Start of Task input
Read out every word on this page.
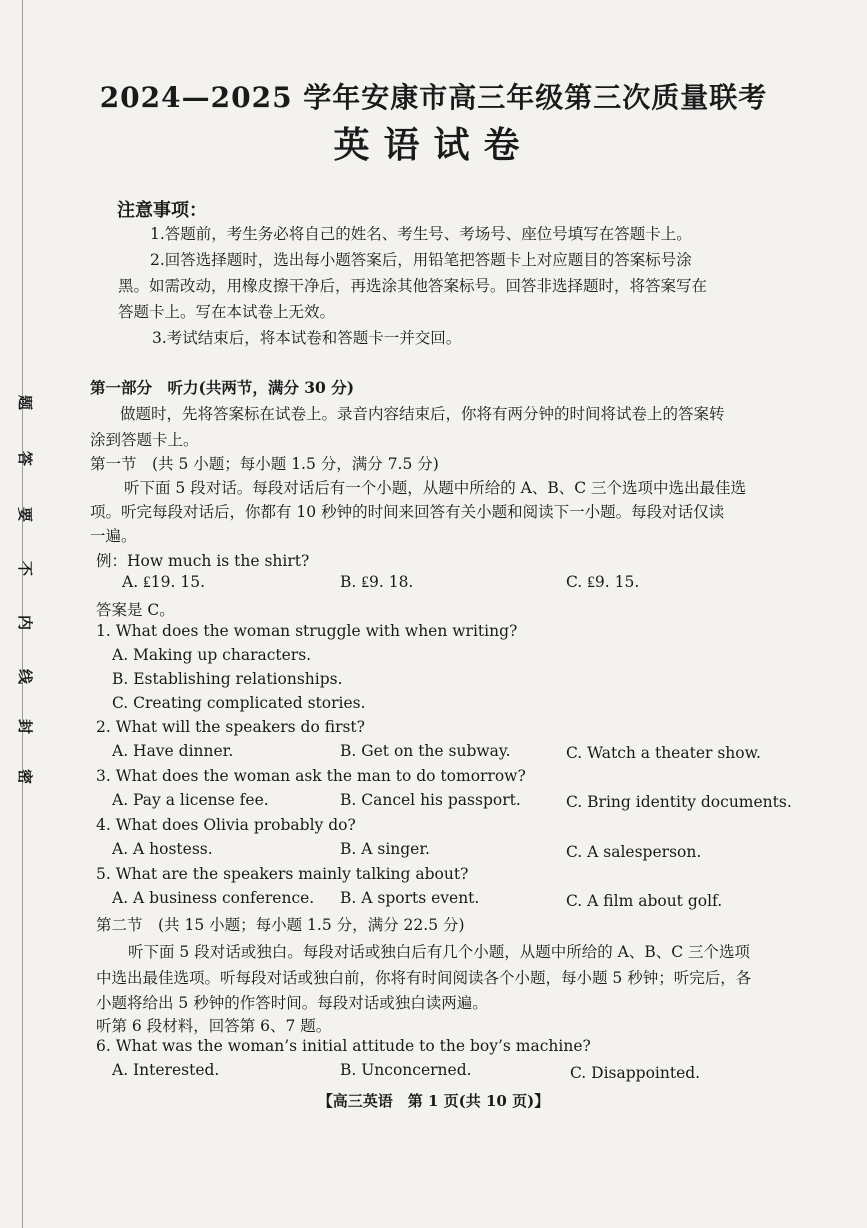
题
答
要
不
内
线
封
密
2024—2025 学年安康市高三年级第三次质量联考
英语试卷
注意事项：
1.答题前，考生务必将自己的姓名、考生号、考场号、座位号填写在答题卡上。
2.回答选择题时，选出每小题答案后，用铅笔把答题卡上对应题目的答案标号涂
黑。如需改动，用橡皮擦干净后，再选涂其他答案标号。回答非选择题时，将答案写在
答题卡上。写在本试卷上无效。
3.考试结束后，将本试卷和答题卡一并交回。
第一部分　听力(共两节，满分 30 分)
做题时，先将答案标在试卷上。录音内容结束后，你将有两分钟的时间将试卷上的答案转
涂到答题卡上。
第一节　(共 5 小题；每小题 1.5 分，满分 7.5 分)
听下面 5 段对话。每段对话后有一个小题，从题中所给的 A、B、C 三个选项中选出最佳选
项。听完每段对话后，你都有 10 秒钟的时间来回答有关小题和阅读下一小题。每段对话仅读
一遍。
例：How much is the shirt?
A. ₤19. 15.	B. ₤9. 18.	C. ₤9. 15.
答案是 C。
1. What does the woman struggle with when writing?
A. Making up characters.
B. Establishing relationships.
C. Creating complicated stories.
2. What will the speakers do first?
A. Have dinner.	B. Get on the subway.	C. Watch a theater show.
3. What does the woman ask the man to do tomorrow?
A. Pay a license fee.	B. Cancel his passport.	C. Bring identity documents.
4. What does Olivia probably do?
A. A hostess.	B. A singer.	C. A salesperson.
5. What are the speakers mainly talking about?
A. A business conference. B. A sports event.	C. A film about golf.
第二节　(共 15 小题；每小题 1.5 分，满分 22.5 分)
听下面 5 段对话或独白。每段对话或独白后有几个小题，从题中所给的 A、B、C 三个选项
中选出最佳选项。听每段对话或独白前，你将有时间阅读各个小题，每小题 5 秒钟；听完后，各
小题将给出 5 秒钟的作答时间。每段对话或独白读两遍。
听第 6 段材料，回答第 6、7 题。
6. What was the woman’s initial attitude to the boy’s machine?
A. Interested.	B. Unconcerned.	C. Disappointed.
【高三英语　第 1 页(共 10 页)】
End of Task input
Written instruction
Repeat the material above word for word and skip every image in it.

Worked solution
Read out every word on this page.
题
答
要
不
内
线
封
密
2024—2025 学年安康市高三年级第三次质量联考
英语试卷
注意事项：
1.答题前，考生务必将自己的姓名、考生号、考场号、座位号填写在答题卡上。
2.回答选择题时，选出每小题答案后，用铅笔把答题卡上对应题目的答案标号涂
黑。如需改动，用橡皮擦干净后，再选涂其他答案标号。回答非选择题时，将答案写在
答题卡上。写在本试卷上无效。
3.考试结束后，将本试卷和答题卡一并交回。
第一部分　听力(共两节，满分 30 分)
做题时，先将答案标在试卷上。录音内容结束后，你将有两分钟的时间将试卷上的答案转
涂到答题卡上。
第一节　(共 5 小题；每小题 1.5 分，满分 7.5 分)
听下面 5 段对话。每段对话后有一个小题，从题中所给的 A、B、C 三个选项中选出最佳选
项。听完每段对话后，你都有 10 秒钟的时间来回答有关小题和阅读下一小题。每段对话仅读
一遍。
例：How much is the shirt?
A. ₤19. 15.	B. ₤9. 18.	C. ₤9. 15.
答案是 C。
1. What does the woman struggle with when writing?
A. Making up characters.
B. Establishing relationships.
C. Creating complicated stories.
2. What will the speakers do first?
A. Have dinner.	B. Get on the subway.	C. Watch a theater show.
3. What does the woman ask the man to do tomorrow?
A. Pay a license fee.	B. Cancel his passport.	C. Bring identity documents.
4. What does Olivia probably do?
A. A hostess.	B. A singer.	C. A salesperson.
5. What are the speakers mainly talking about?
A. A business conference. B. A sports event.	C. A film about golf.
第二节　(共 15 小题；每小题 1.5 分，满分 22.5 分)
听下面 5 段对话或独白。每段对话或独白后有几个小题，从题中所给的 A、B、C 三个选项
中选出最佳选项。听每段对话或独白前，你将有时间阅读各个小题，每小题 5 秒钟；听完后，各
小题将给出 5 秒钟的作答时间。每段对话或独白读两遍。
听第 6 段材料，回答第 6、7 题。
6. What was the woman’s initial attitude to the boy’s machine?
A. Interested.	B. Unconcerned.	C. Disappointed.
【高三英语　第 1 页(共 10 页)】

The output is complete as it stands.